● **WHAT TO WORK ON**: Drop the pictures from the entries below, then reproduce the rest exactly.
-- start --
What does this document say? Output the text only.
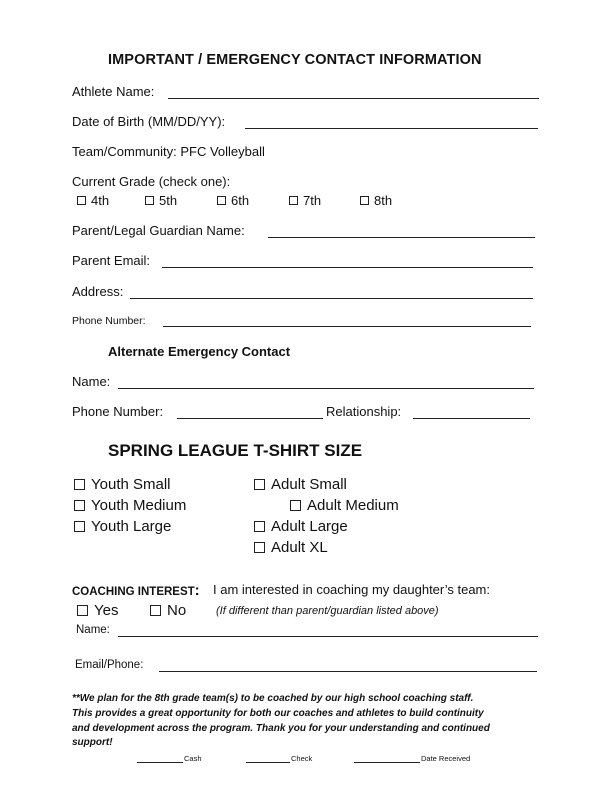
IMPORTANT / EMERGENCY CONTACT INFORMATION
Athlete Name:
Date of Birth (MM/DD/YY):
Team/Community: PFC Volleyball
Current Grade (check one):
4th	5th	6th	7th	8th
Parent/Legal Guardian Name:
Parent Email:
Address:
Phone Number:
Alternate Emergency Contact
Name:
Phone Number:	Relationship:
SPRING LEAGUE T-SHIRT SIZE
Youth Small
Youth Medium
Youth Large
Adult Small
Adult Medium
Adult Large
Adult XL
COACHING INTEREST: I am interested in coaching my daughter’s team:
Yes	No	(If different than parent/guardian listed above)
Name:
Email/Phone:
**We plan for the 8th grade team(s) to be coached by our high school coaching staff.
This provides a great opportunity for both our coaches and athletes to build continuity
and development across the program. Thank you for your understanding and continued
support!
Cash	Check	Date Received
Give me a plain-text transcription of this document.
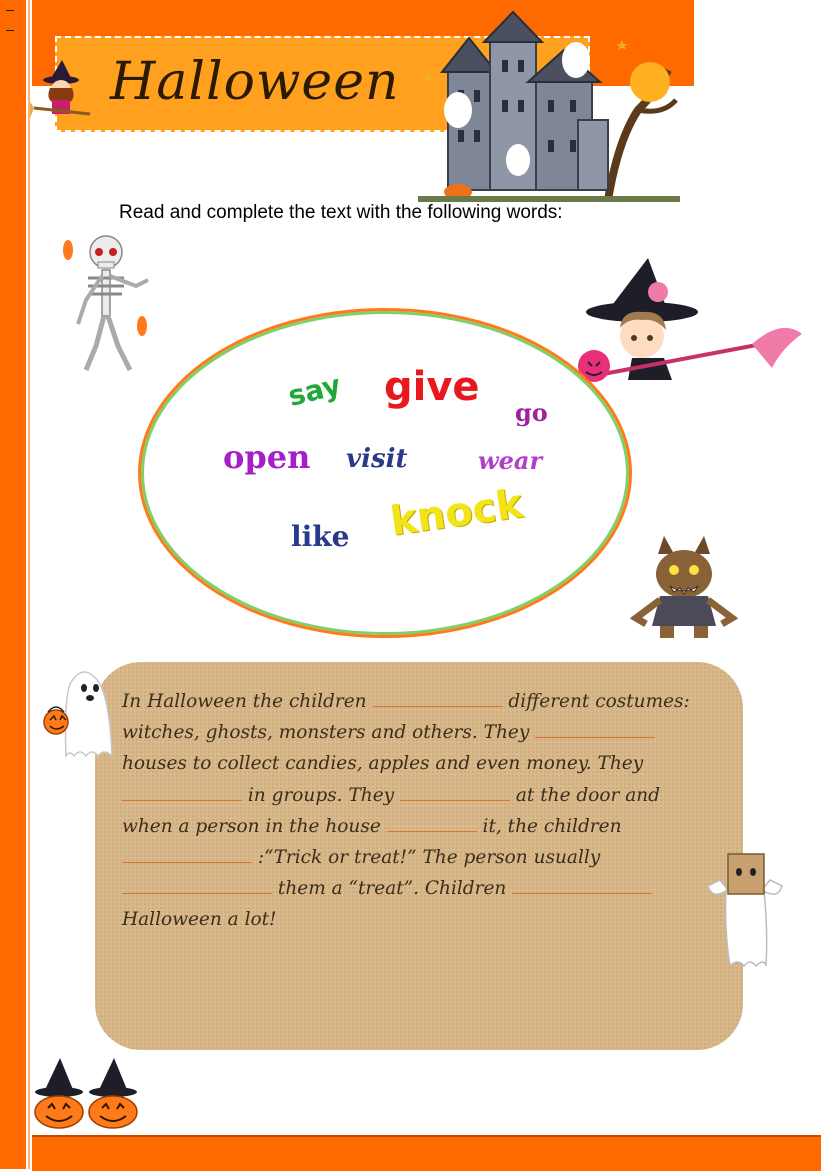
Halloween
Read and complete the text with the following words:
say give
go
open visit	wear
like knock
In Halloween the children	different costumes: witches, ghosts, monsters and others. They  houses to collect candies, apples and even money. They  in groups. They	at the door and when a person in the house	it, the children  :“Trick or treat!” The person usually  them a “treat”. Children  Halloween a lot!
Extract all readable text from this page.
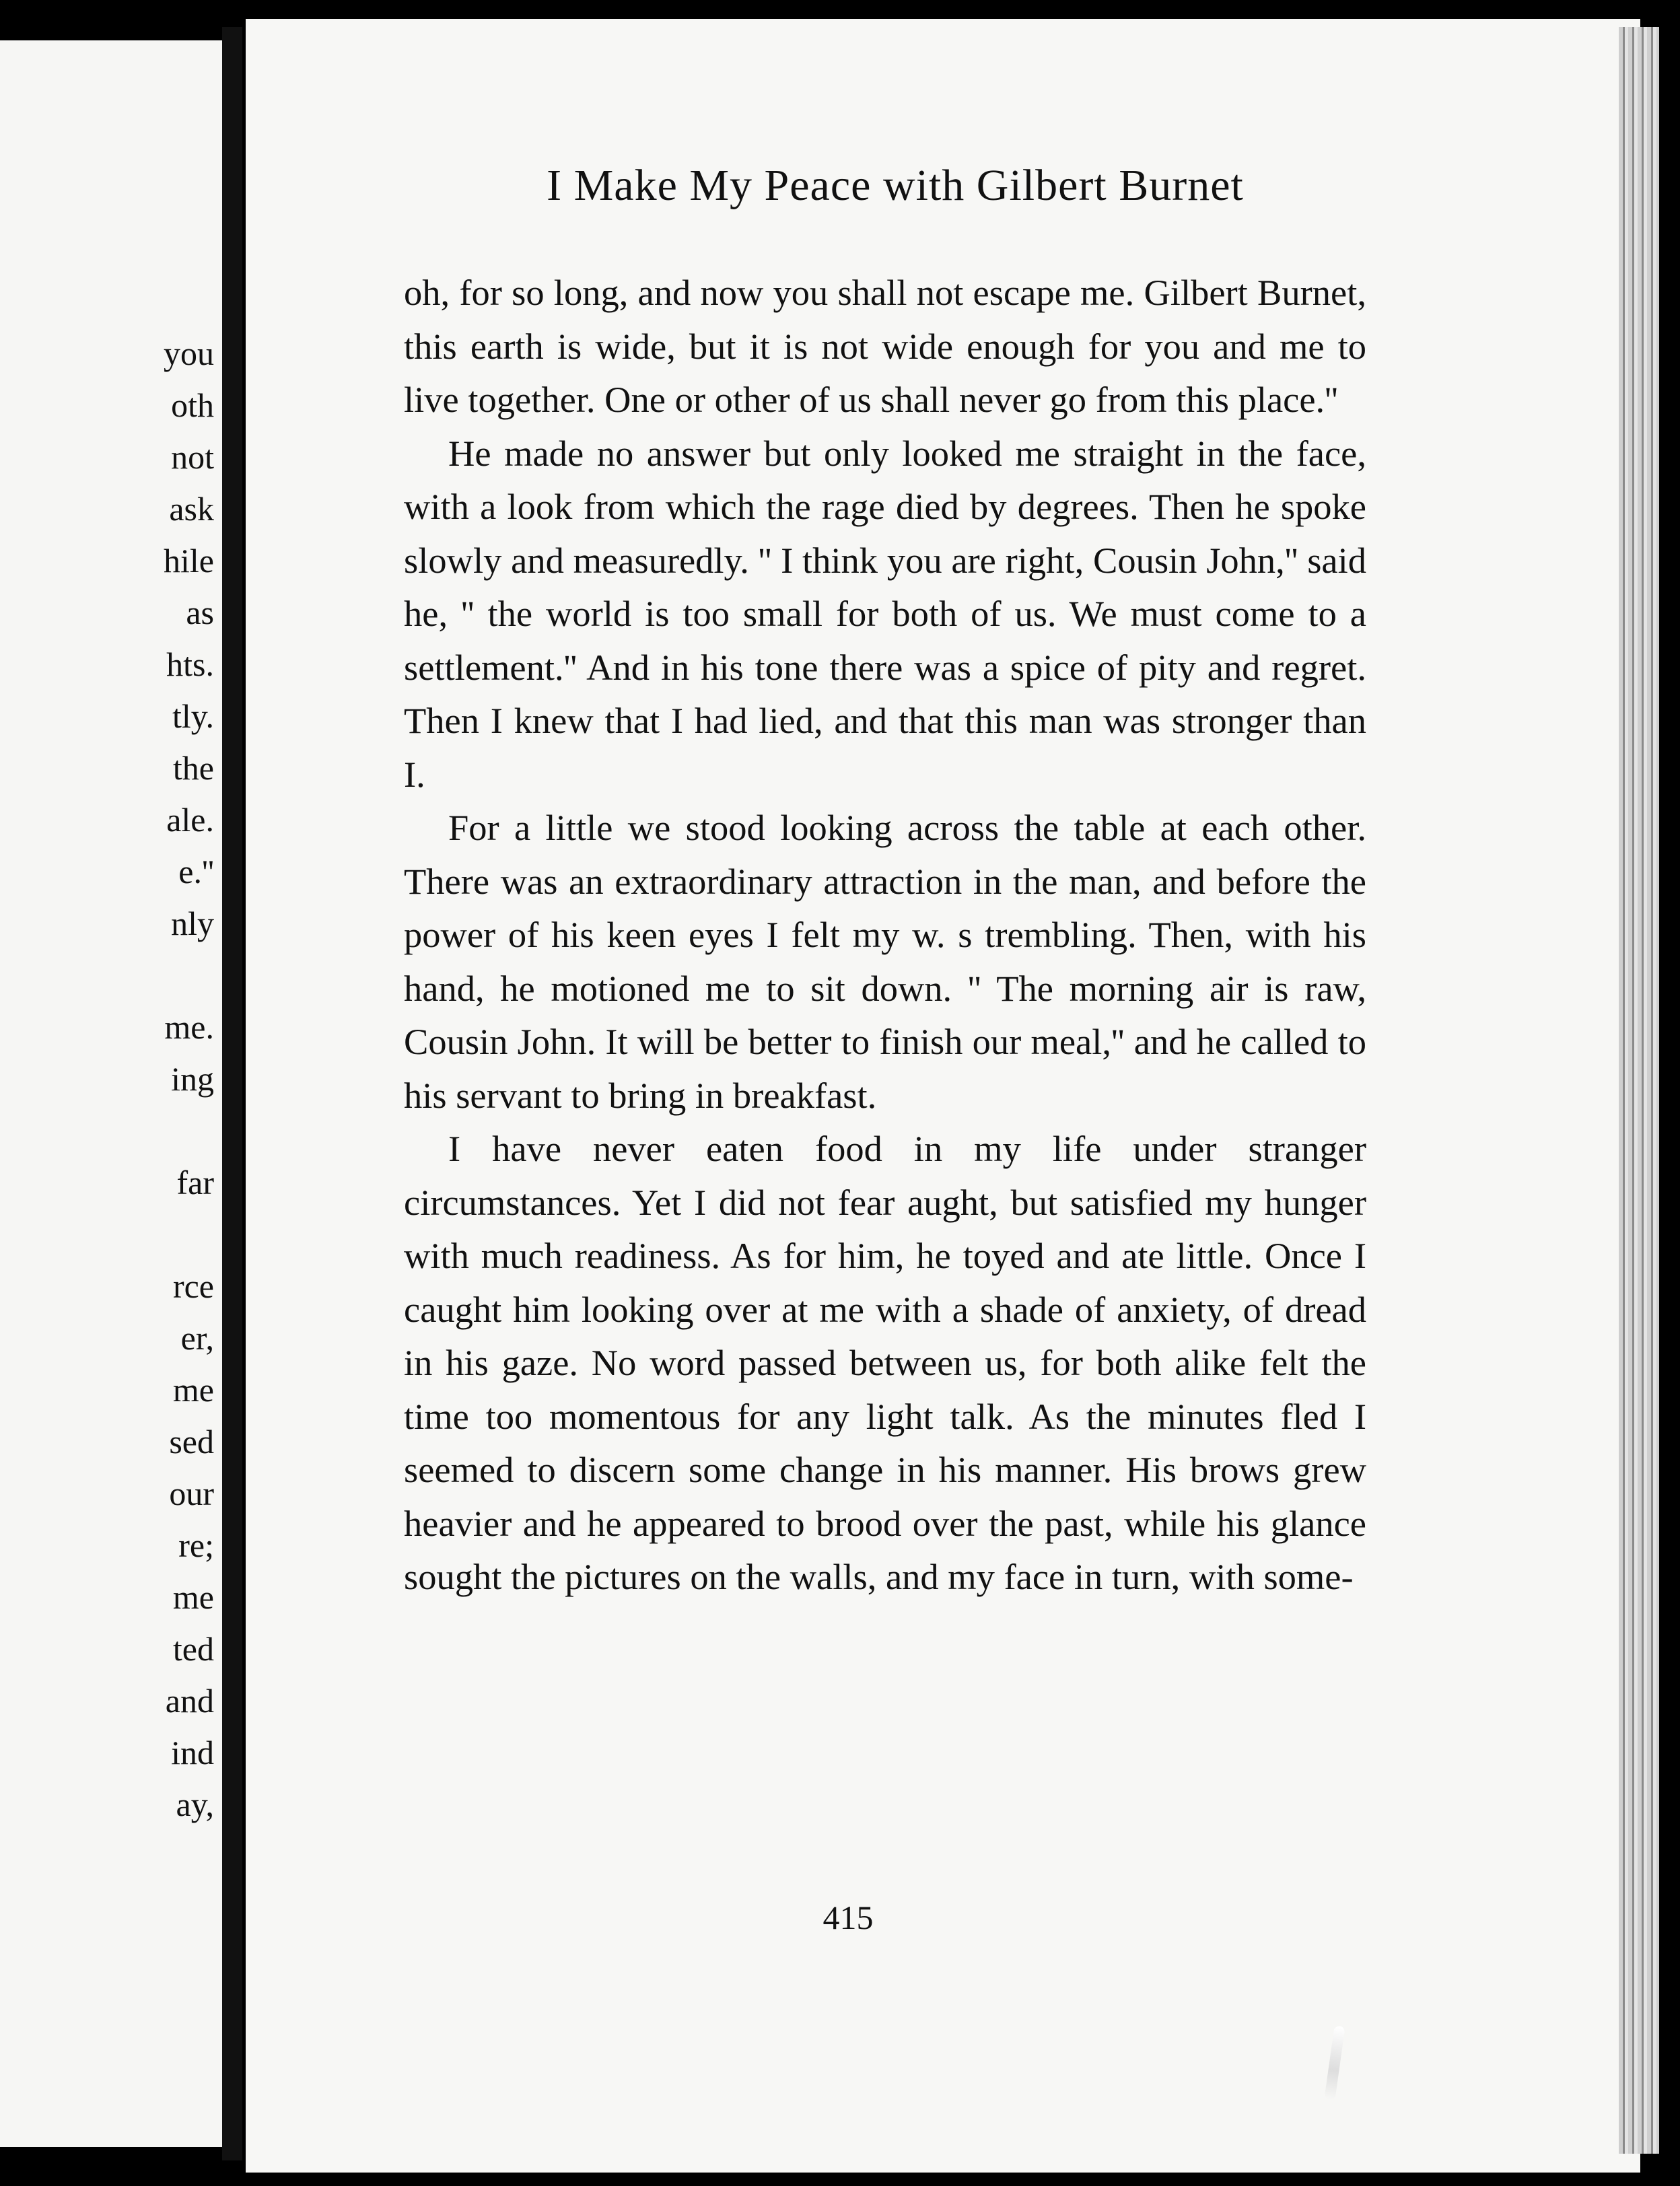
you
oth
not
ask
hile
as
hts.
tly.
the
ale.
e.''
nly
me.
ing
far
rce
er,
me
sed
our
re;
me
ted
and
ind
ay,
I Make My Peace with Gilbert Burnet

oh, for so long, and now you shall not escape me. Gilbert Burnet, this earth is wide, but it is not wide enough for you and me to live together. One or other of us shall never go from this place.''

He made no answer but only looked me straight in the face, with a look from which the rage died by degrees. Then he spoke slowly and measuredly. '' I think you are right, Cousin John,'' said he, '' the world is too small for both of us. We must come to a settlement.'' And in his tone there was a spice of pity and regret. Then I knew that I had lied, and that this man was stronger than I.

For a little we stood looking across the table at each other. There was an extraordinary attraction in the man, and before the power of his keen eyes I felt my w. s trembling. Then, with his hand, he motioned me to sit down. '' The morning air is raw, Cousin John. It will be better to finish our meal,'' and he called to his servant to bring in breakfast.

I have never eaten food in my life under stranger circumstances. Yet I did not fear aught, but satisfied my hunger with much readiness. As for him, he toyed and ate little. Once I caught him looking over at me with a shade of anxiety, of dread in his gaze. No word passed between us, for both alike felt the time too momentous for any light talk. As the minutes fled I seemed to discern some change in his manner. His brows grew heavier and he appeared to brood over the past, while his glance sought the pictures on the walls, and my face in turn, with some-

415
-- end --
● **EXPECTED OUTPUT**:
What does this document say? Output the text only.
IMPORTANT / EMERGENCY CONTACT INFORMATION
Athlete Name:
Date of Birth (MM/DD/YY):
Team/Community: PFC Volleyball
Current Grade (check one):
4th	5th	6th	7th	8th
Parent/Legal Guardian Name:
Parent Email:
Address:
Phone Number:
Alternate Emergency Contact
Name:
Phone Number:	Relationship:
SPRING LEAGUE T-SHIRT SIZE
Youth Small
Youth Medium
Youth Large
Adult Small
Adult Medium
Adult Large
Adult XL
COACHING INTEREST: I am interested in coaching my daughter’s team:
Yes	No	(If different than parent/guardian listed above)
Name:
Email/Phone:
**We plan for the 8th grade team(s) to be coached by our high school coaching staff.
This provides a great opportunity for both our coaches and athletes to build continuity
and development across the program. Thank you for your understanding and continued
support!
Cash	Check	Date Received
Give me a plain-text transcription of this document.
Halloween
Read and complete the text with the following words:
say give
go
open visit	wear
like knock
In Halloween the children	different costumes: witches, ghosts, monsters and others. They  houses to collect candies, apples and even money. They  in groups. They	at the door and when a person in the house	it, the children  :“Trick or treat!” The person usually  them a “treat”. Children  Halloween a lot!
Extract all readable text from this page.
you
oth
not
ask
hile
as
hts.
tly.
the
ale.
e.''
nly
me.
ing
far
rce
er,
me
sed
our
re;
me
ted
and
ind
ay,
I Make My Peace with Gilbert Burnet

oh, for so long, and now you shall not escape me. Gilbert Burnet, this earth is wide, but it is not wide enough for you and me to live together. One or other of us shall never go from this place.''

He made no answer but only looked me straight in the face, with a look from which the rage died by degrees. Then he spoke slowly and measuredly. '' I think you are right, Cousin John,'' said he, '' the world is too small for both of us. We must come to a settlement.'' And in his tone there was a spice of pity and regret. Then I knew that I had lied, and that this man was stronger than I.

For a little we stood looking across the table at each other. There was an extraordinary attraction in the man, and before the power of his keen eyes I felt my w. s trembling. Then, with his hand, he motioned me to sit down. '' The morning air is raw, Cousin John. It will be better to finish our meal,'' and he called to his servant to bring in breakfast.

I have never eaten food in my life under stranger circumstances. Yet I did not fear aught, but satisfied my hunger with much readiness. As for him, he toyed and ate little. Once I caught him looking over at me with a shade of anxiety, of dread in his gaze. No word passed between us, for both alike felt the time too momentous for any light talk. As the minutes fled I seemed to discern some change in his manner. His brows grew heavier and he appeared to brood over the past, while his glance sought the pictures on the walls, and my face in turn, with some-

415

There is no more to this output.